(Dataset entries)
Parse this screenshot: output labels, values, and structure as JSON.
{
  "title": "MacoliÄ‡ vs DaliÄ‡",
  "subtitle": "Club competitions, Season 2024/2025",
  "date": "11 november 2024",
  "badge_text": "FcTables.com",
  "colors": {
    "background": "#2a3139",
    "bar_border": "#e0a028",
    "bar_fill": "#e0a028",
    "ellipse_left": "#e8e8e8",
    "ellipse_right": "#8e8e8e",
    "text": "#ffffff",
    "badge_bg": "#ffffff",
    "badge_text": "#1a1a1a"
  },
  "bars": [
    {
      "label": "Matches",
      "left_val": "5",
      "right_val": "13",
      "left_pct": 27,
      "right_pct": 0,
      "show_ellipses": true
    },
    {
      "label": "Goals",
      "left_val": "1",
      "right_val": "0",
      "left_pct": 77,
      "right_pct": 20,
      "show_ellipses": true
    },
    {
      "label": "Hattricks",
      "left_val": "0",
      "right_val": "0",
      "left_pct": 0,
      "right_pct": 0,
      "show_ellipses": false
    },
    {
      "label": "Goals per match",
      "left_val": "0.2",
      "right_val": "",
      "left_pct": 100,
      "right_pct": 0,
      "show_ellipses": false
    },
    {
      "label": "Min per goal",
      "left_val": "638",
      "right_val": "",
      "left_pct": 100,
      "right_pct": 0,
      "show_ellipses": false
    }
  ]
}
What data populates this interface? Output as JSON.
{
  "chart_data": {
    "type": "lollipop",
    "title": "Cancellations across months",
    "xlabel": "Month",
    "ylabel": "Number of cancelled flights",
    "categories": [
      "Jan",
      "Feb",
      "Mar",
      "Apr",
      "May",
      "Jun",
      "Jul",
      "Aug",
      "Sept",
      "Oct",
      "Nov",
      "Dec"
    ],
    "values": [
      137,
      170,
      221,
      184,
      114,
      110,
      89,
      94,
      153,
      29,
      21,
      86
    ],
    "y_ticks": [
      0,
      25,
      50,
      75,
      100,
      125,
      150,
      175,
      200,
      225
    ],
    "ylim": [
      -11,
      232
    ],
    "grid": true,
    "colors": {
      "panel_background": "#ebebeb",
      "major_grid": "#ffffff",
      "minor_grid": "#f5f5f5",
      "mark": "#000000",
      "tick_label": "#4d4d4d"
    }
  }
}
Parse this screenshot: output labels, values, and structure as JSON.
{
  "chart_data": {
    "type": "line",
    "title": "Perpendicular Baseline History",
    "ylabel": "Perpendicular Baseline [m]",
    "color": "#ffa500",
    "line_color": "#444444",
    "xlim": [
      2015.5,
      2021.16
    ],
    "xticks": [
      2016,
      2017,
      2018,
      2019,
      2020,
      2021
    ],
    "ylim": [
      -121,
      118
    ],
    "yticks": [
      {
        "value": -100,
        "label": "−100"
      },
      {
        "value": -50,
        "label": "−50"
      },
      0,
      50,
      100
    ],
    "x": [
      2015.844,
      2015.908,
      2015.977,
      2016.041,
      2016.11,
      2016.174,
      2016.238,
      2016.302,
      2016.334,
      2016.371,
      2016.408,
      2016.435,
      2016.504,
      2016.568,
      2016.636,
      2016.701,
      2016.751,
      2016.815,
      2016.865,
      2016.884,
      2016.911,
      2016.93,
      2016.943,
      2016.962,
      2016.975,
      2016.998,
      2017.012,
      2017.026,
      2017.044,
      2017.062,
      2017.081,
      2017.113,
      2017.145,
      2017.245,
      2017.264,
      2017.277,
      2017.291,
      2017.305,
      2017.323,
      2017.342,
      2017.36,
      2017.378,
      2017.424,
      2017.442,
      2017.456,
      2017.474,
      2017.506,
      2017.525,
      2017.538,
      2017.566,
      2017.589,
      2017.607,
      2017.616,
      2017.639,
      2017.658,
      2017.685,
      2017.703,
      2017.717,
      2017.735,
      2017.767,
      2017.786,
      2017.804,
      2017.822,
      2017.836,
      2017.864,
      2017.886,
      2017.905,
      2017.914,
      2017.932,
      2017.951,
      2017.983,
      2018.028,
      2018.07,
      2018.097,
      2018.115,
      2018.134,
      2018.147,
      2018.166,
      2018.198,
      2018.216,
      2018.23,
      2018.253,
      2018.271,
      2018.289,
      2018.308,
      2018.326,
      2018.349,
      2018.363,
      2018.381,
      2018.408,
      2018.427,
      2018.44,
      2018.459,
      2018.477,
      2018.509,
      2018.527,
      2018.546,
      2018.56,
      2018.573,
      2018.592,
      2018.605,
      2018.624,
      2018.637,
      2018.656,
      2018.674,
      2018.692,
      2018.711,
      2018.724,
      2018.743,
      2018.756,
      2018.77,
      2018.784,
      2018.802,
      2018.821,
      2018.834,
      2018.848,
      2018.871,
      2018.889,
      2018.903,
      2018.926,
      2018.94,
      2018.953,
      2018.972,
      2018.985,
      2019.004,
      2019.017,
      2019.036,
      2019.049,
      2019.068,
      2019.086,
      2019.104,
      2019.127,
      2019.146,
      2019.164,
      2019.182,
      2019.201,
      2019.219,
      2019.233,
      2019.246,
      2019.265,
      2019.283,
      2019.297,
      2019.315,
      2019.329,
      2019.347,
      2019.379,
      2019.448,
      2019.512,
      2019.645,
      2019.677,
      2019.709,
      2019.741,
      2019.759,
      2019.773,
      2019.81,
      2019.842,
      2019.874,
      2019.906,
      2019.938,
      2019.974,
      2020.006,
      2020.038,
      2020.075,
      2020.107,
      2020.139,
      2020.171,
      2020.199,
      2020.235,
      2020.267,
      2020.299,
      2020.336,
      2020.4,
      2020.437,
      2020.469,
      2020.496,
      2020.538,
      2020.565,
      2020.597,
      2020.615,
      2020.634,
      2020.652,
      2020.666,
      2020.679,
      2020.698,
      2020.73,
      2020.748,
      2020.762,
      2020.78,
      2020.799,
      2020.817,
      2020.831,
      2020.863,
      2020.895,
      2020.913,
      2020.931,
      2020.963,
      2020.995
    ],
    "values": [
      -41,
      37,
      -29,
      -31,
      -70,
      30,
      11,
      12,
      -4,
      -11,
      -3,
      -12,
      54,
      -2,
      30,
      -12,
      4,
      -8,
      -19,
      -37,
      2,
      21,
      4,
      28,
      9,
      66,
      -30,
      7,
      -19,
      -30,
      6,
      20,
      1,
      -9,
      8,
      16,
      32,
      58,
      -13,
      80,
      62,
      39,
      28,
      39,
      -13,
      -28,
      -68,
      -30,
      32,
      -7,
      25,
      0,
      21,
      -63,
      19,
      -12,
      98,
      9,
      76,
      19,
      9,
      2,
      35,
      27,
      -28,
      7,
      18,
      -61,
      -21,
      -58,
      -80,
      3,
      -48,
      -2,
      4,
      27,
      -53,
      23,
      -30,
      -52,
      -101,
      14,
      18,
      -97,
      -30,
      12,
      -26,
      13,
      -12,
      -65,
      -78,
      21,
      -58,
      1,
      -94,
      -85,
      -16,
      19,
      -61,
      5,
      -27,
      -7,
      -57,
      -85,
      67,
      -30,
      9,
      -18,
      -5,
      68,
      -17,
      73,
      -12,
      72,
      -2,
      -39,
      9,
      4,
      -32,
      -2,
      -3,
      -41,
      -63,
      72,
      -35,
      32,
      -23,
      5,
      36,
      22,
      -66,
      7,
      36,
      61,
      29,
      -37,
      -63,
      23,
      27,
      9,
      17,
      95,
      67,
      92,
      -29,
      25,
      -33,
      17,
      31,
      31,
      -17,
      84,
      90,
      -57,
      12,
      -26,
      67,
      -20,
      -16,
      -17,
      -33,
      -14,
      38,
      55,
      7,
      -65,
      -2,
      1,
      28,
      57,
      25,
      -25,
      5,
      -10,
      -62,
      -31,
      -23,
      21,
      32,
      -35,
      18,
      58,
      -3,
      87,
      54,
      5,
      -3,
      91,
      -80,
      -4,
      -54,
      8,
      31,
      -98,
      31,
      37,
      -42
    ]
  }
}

◆ **Task instructions**
Answer only with how many lines in the records include "ylabel".

◆ **Exercise response**
2